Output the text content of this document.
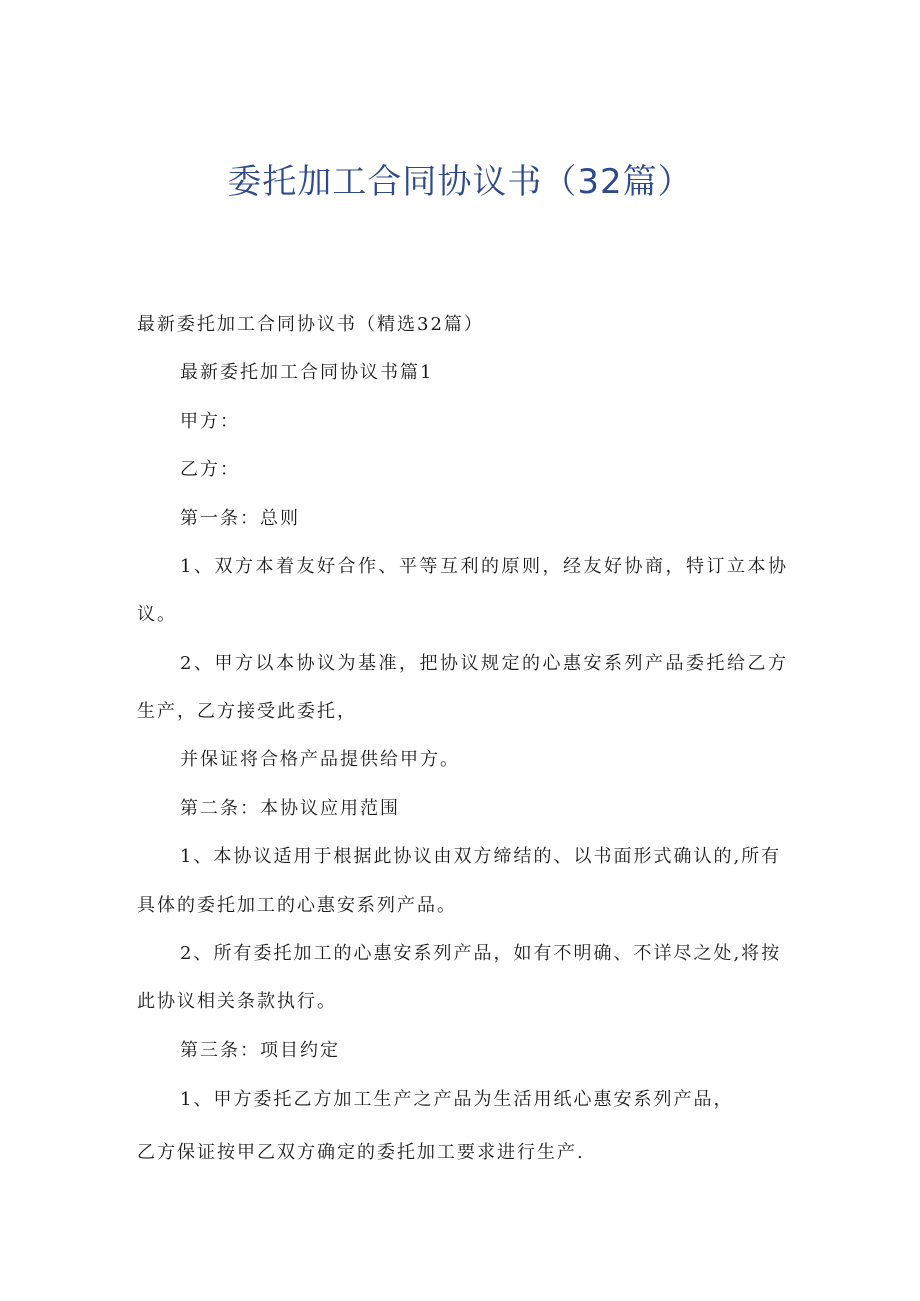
委托加工合同协议书（32篇）
最新委托加工合同协议书（精选32篇）
最新委托加工合同协议书篇1
甲方：
乙方：
第一条：总则
1、双方本着友好合作、平等互利的原则，经友好协商，特订立本协
议。
2、甲方以本协议为基准，把协议规定的心惠安系列产品委托给乙方
生产，乙方接受此委托，
并保证将合格产品提供给甲方。
第二条：本协议应用范围
1、本协议适用于根据此协议由双方缔结的、以书面形式确认的,所有
具体的委托加工的心惠安系列产品。
2、所有委托加工的心惠安系列产品，如有不明确、不详尽之处,将按
此协议相关条款执行。
第三条：项目约定
1、甲方委托乙方加工生产之产品为生活用纸心惠安系列产品，
乙方保证按甲乙双方确定的委托加工要求进行生产.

========================================================================

▸ **OBJECTIVE**
In this exercise, set down all of the data exactly, without the pictures.

▸ **THE COMPLETED TASK**
Output the text content of this document.
委托加工合同协议书（32篇）
最新委托加工合同协议书（精选32篇）
最新委托加工合同协议书篇1
甲方：
乙方：
第一条：总则
1、双方本着友好合作、平等互利的原则，经友好协商，特订立本协
议。
2、甲方以本协议为基准，把协议规定的心惠安系列产品委托给乙方
生产，乙方接受此委托，
并保证将合格产品提供给甲方。
第二条：本协议应用范围
1、本协议适用于根据此协议由双方缔结的、以书面形式确认的,所有
具体的委托加工的心惠安系列产品。
2、所有委托加工的心惠安系列产品，如有不明确、不详尽之处,将按
此协议相关条款执行。
第三条：项目约定
1、甲方委托乙方加工生产之产品为生活用纸心惠安系列产品，
乙方保证按甲乙双方确定的委托加工要求进行生产.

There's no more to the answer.